## What the exercise asks
Extract the full set of records that follows, word for word.
--
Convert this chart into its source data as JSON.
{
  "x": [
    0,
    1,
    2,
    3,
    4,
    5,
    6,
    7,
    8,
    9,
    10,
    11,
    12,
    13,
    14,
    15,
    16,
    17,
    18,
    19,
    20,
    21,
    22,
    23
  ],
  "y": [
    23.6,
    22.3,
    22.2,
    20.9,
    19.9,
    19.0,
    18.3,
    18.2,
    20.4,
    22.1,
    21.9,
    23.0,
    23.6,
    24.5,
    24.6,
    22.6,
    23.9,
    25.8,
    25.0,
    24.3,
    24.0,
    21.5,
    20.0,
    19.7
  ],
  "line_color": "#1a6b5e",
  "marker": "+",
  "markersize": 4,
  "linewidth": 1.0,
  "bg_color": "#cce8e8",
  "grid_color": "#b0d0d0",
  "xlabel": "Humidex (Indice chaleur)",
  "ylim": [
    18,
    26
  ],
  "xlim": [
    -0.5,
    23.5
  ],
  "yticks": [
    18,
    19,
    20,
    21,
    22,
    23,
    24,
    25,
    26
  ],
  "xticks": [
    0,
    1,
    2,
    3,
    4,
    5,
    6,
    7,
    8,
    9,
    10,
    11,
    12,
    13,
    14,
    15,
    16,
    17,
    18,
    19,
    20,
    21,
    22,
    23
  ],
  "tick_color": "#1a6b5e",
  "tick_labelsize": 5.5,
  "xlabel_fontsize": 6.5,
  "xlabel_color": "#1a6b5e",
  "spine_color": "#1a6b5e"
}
--
## Full output
Convert this chart into its source data as JSON.
{
  "x": [
    0,
    1,
    2,
    3,
    4,
    5,
    6,
    7,
    8,
    9,
    10,
    11,
    12,
    13,
    14,
    15,
    16,
    17,
    18,
    19,
    20,
    21,
    22,
    23
  ],
  "y": [
    23.6,
    22.3,
    22.2,
    20.9,
    19.9,
    19.0,
    18.3,
    18.2,
    20.4,
    22.1,
    21.9,
    23.0,
    23.6,
    24.5,
    24.6,
    22.6,
    23.9,
    25.8,
    25.0,
    24.3,
    24.0,
    21.5,
    20.0,
    19.7
  ],
  "line_color": "#1a6b5e",
  "marker": "+",
  "markersize": 4,
  "linewidth": 1.0,
  "bg_color": "#cce8e8",
  "grid_color": "#b0d0d0",
  "xlabel": "Humidex (Indice chaleur)",
  "ylim": [
    18,
    26
  ],
  "xlim": [
    -0.5,
    23.5
  ],
  "yticks": [
    18,
    19,
    20,
    21,
    22,
    23,
    24,
    25,
    26
  ],
  "xticks": [
    0,
    1,
    2,
    3,
    4,
    5,
    6,
    7,
    8,
    9,
    10,
    11,
    12,
    13,
    14,
    15,
    16,
    17,
    18,
    19,
    20,
    21,
    22,
    23
  ],
  "tick_color": "#1a6b5e",
  "tick_labelsize": 5.5,
  "xlabel_fontsize": 6.5,
  "xlabel_color": "#1a6b5e",
  "spine_color": "#1a6b5e"
}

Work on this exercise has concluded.